Given exercise: Each entry below is to be extracted exactly.

Data excerpts:

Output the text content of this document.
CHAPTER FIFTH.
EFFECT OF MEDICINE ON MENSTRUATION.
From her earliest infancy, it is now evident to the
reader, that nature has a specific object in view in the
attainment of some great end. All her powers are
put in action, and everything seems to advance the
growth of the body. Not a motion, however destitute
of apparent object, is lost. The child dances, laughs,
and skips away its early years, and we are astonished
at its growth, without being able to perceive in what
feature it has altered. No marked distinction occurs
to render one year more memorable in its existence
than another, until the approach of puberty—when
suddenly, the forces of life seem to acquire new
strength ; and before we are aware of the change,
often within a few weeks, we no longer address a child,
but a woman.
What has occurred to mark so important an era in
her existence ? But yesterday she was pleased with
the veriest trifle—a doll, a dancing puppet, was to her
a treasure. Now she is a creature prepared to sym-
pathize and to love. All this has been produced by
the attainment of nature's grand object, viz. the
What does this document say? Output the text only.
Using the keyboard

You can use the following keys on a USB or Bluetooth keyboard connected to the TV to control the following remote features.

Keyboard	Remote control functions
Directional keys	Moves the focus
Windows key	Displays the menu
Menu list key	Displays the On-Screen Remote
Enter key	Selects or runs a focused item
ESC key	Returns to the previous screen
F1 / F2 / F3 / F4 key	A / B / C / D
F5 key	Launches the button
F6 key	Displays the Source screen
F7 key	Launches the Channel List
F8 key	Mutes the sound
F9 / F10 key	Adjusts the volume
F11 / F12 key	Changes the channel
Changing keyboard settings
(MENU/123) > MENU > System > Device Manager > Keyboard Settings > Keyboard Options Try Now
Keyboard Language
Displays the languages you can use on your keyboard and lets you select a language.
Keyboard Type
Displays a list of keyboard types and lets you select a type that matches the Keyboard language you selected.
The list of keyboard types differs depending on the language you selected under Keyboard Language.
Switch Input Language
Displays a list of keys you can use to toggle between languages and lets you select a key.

Result of this task:
Output the text content of this document.
CHAPTER FIFTH.
EFFECT OF MEDICINE ON MENSTRUATION.
From her earliest infancy, it is now evident to the
reader, that nature has a specific object in view in the
attainment of some great end. All her powers are
put in action, and everything seems to advance the
growth of the body. Not a motion, however destitute
of apparent object, is lost. The child dances, laughs,
and skips away its early years, and we are astonished
at its growth, without being able to perceive in what
feature it has altered. No marked distinction occurs
to render one year more memorable in its existence
than another, until the approach of puberty—when
suddenly, the forces of life seem to acquire new
strength ; and before we are aware of the change,
often within a few weeks, we no longer address a child,
but a woman.
What has occurred to mark so important an era in
her existence ? But yesterday she was pleased with
the veriest trifle—a doll, a dancing puppet, was to her
a treasure. Now she is a creature prepared to sym-
pathize and to love. All this has been produced by
the attainment of nature's grand object, viz. the
What does this document say? Output the text only.
Using the keyboard

You can use the following keys on a USB or Bluetooth keyboard connected to the TV to control the following remote features.

Keyboard	Remote control functions
Directional keys	Moves the focus
Windows key	Displays the menu
Menu list key	Displays the On-Screen Remote
Enter key	Selects or runs a focused item
ESC key	Returns to the previous screen
F1 / F2 / F3 / F4 key	A / B / C / D
F5 key	Launches the button
F6 key	Displays the Source screen
F7 key	Launches the Channel List
F8 key	Mutes the sound
F9 / F10 key	Adjusts the volume
F11 / F12 key	Changes the channel
Changing keyboard settings
(MENU/123) > MENU > System > Device Manager > Keyboard Settings > Keyboard Options Try Now
Keyboard Language
Displays the languages you can use on your keyboard and lets you select a language.
Keyboard Type
Displays a list of keyboard types and lets you select a type that matches the Keyboard language you selected.
The list of keyboard types differs depending on the language you selected under Keyboard Language.
Switch Input Language
Displays a list of keys you can use to toggle between languages and lets you select a key.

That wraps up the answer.